_Work to be completed_
Your task is to give the number of lines in the listing that include "意思相近", and nothing else.

== == ==

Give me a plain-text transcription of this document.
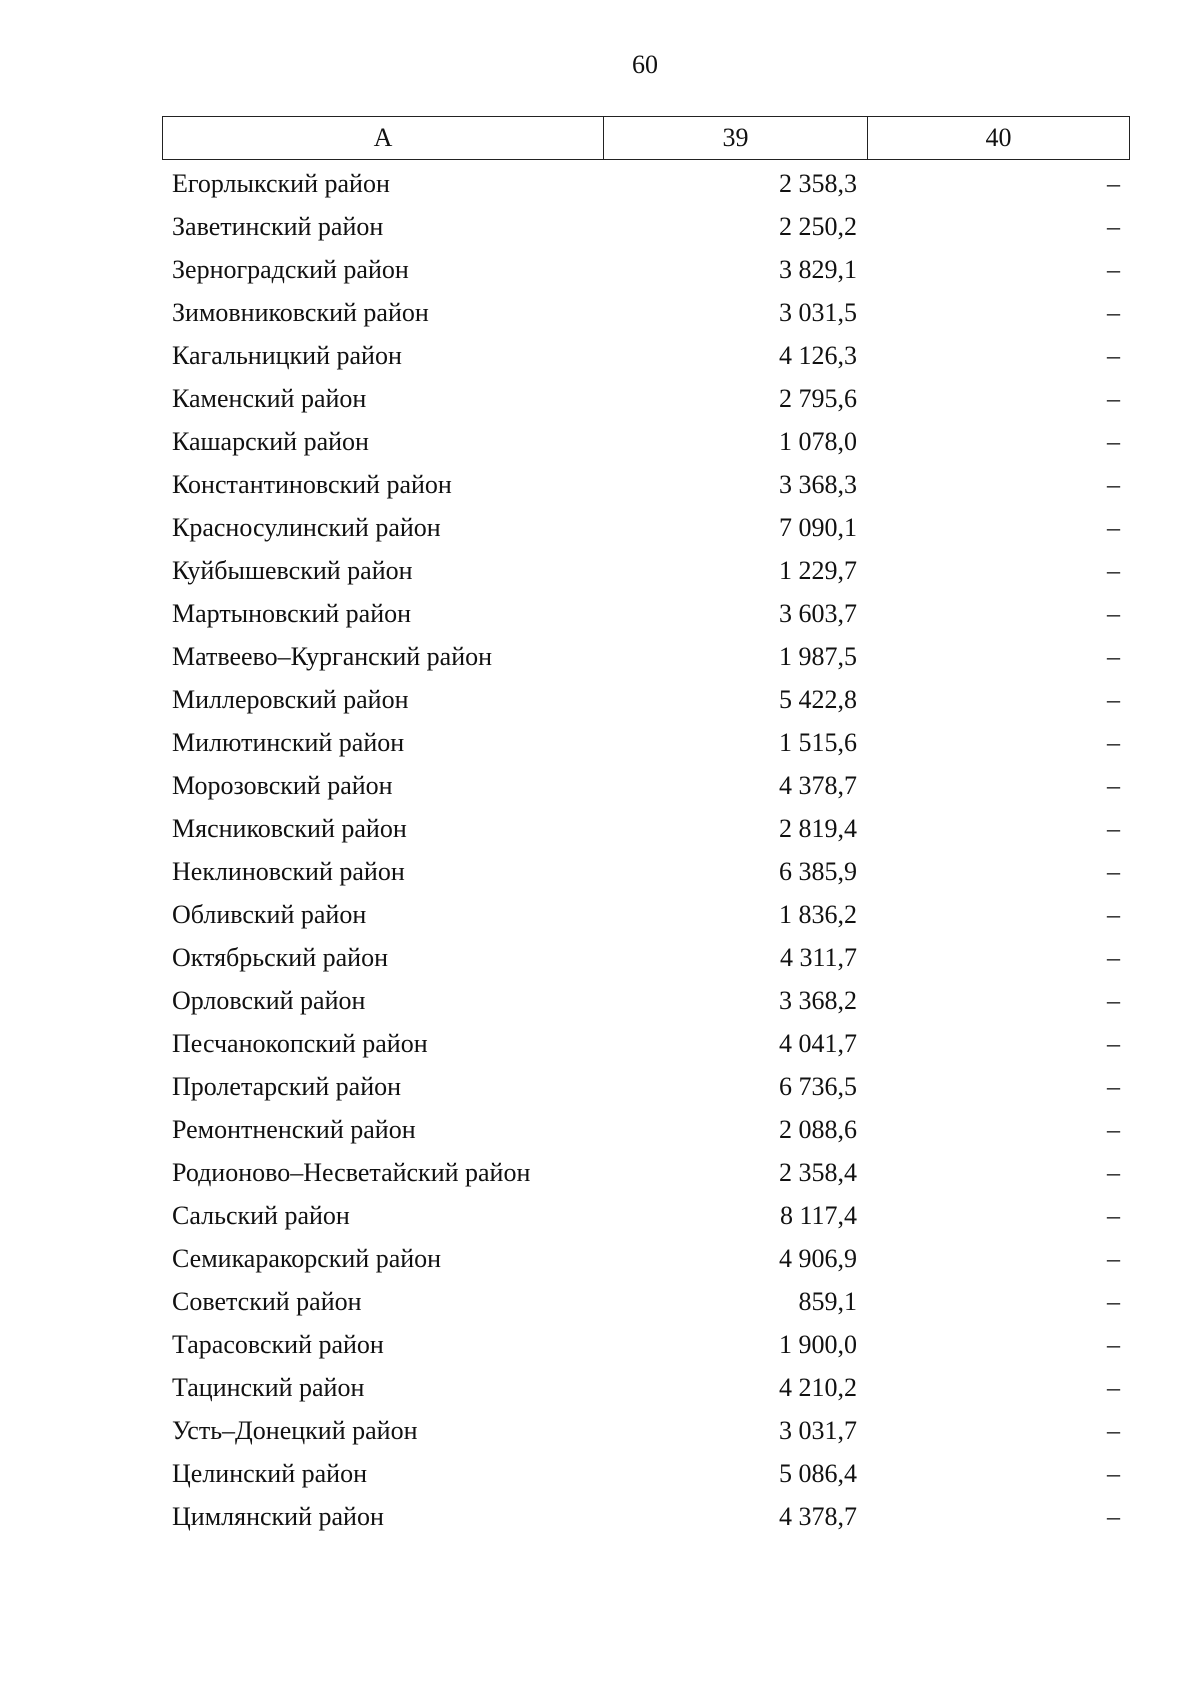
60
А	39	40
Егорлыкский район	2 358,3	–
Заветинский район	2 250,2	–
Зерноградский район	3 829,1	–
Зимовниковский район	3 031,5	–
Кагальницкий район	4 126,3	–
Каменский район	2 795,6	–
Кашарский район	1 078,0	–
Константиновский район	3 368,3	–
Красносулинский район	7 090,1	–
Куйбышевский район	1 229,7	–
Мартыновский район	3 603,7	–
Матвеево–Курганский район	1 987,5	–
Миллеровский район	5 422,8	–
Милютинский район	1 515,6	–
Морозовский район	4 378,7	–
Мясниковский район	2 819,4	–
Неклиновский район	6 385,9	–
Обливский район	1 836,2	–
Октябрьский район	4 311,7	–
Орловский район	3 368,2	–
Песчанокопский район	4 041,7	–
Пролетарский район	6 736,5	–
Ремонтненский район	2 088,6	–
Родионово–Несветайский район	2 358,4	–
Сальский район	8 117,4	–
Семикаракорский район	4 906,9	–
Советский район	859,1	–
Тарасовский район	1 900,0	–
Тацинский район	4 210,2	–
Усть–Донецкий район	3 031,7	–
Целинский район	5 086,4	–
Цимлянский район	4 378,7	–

== == ==

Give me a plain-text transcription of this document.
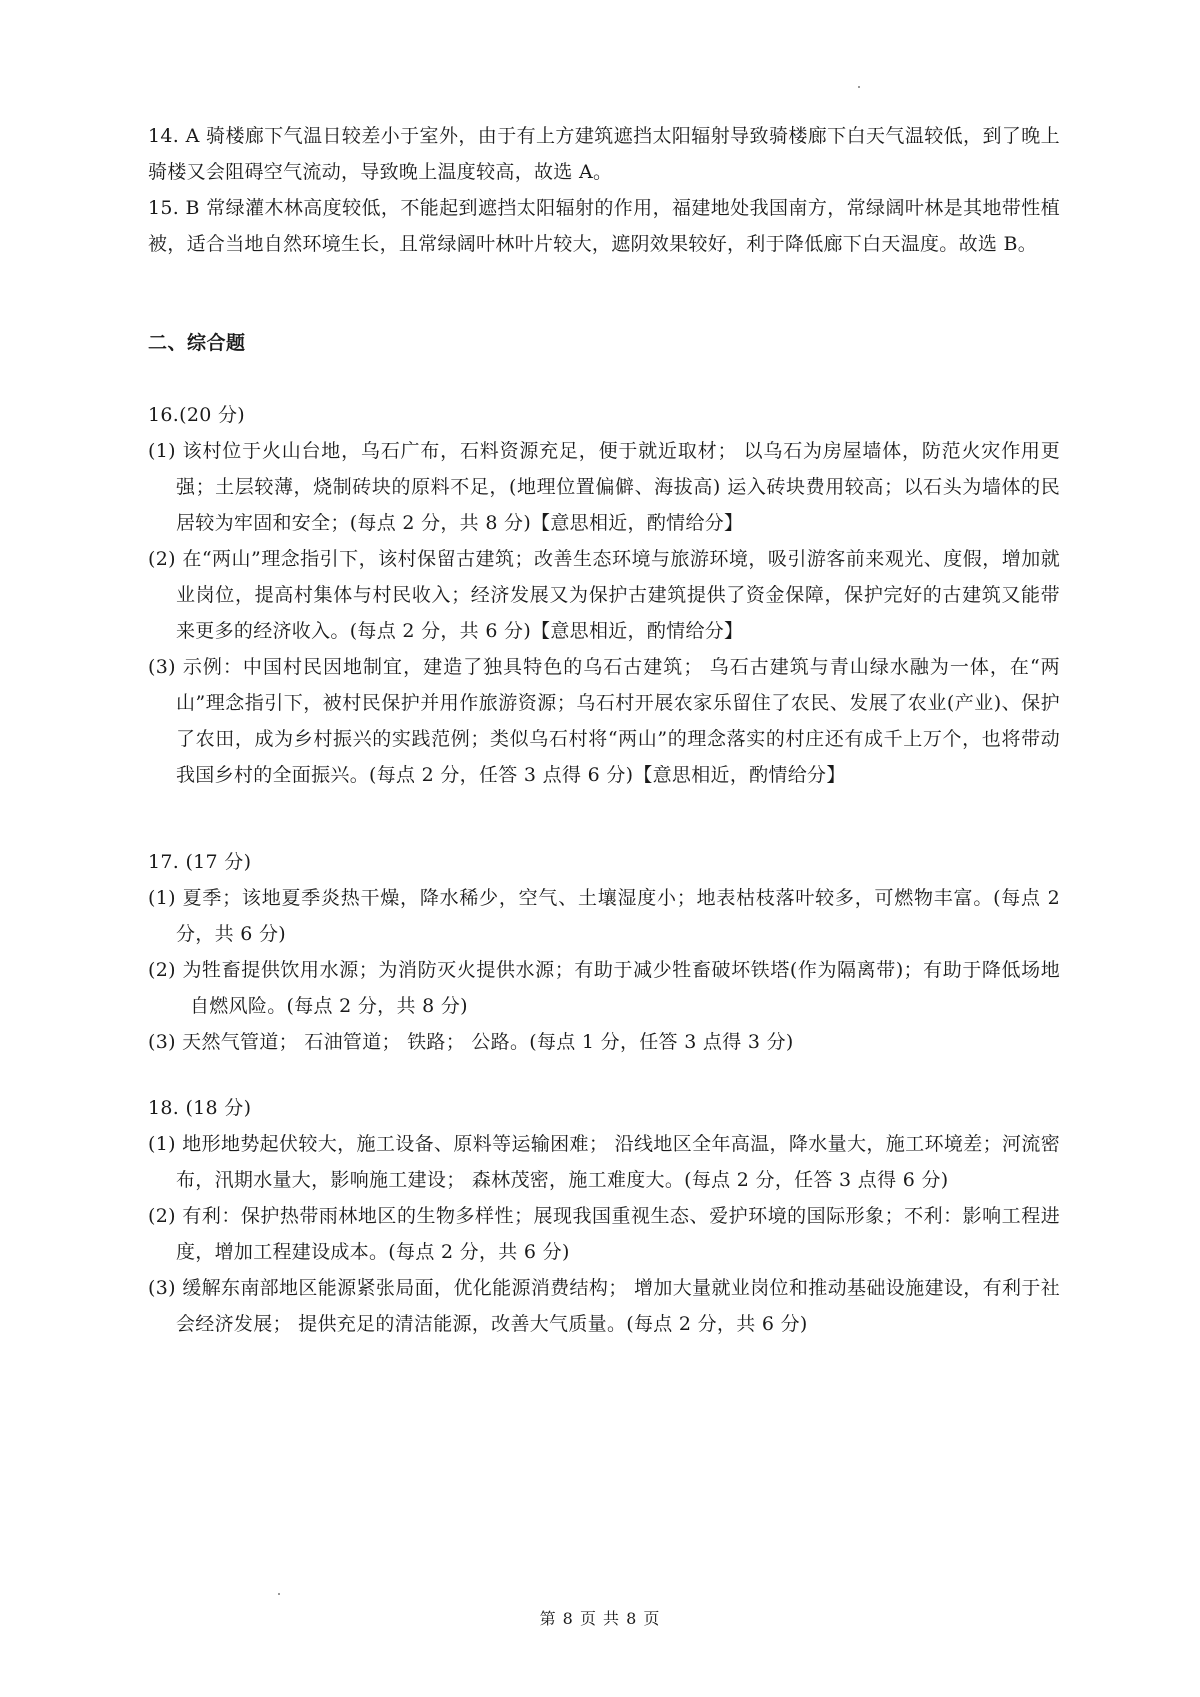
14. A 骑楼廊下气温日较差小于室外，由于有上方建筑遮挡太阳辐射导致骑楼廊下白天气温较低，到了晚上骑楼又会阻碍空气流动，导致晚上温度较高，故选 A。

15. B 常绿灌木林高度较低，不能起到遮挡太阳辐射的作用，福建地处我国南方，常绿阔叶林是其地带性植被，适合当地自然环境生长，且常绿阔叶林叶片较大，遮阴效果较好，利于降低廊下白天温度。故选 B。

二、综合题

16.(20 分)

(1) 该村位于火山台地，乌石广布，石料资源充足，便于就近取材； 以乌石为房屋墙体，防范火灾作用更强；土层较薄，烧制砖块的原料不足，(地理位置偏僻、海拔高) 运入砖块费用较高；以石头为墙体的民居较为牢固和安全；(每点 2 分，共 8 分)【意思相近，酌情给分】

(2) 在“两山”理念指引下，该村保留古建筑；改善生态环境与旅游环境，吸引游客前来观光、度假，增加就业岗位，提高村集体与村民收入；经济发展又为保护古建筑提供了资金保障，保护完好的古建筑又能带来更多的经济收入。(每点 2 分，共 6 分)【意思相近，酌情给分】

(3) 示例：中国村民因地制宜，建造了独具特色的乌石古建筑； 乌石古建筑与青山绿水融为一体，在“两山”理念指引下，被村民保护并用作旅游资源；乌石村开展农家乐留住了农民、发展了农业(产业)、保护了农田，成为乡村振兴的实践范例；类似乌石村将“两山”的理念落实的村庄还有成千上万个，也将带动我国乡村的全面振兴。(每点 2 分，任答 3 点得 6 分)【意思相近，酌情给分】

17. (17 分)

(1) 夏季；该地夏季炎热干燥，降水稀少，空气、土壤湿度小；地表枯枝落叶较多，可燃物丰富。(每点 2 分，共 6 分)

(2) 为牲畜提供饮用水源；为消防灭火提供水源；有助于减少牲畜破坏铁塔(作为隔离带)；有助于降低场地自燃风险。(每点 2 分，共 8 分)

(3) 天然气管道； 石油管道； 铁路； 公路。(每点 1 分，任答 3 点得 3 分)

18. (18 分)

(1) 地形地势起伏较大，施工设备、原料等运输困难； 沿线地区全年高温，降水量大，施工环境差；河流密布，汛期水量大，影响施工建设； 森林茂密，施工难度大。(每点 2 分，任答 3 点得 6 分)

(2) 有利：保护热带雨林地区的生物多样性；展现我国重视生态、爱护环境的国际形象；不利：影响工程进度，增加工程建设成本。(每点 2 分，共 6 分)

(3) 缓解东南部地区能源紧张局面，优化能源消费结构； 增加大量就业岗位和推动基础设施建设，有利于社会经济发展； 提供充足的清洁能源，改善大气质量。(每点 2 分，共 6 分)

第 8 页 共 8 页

== == ==

_Response to this task_
3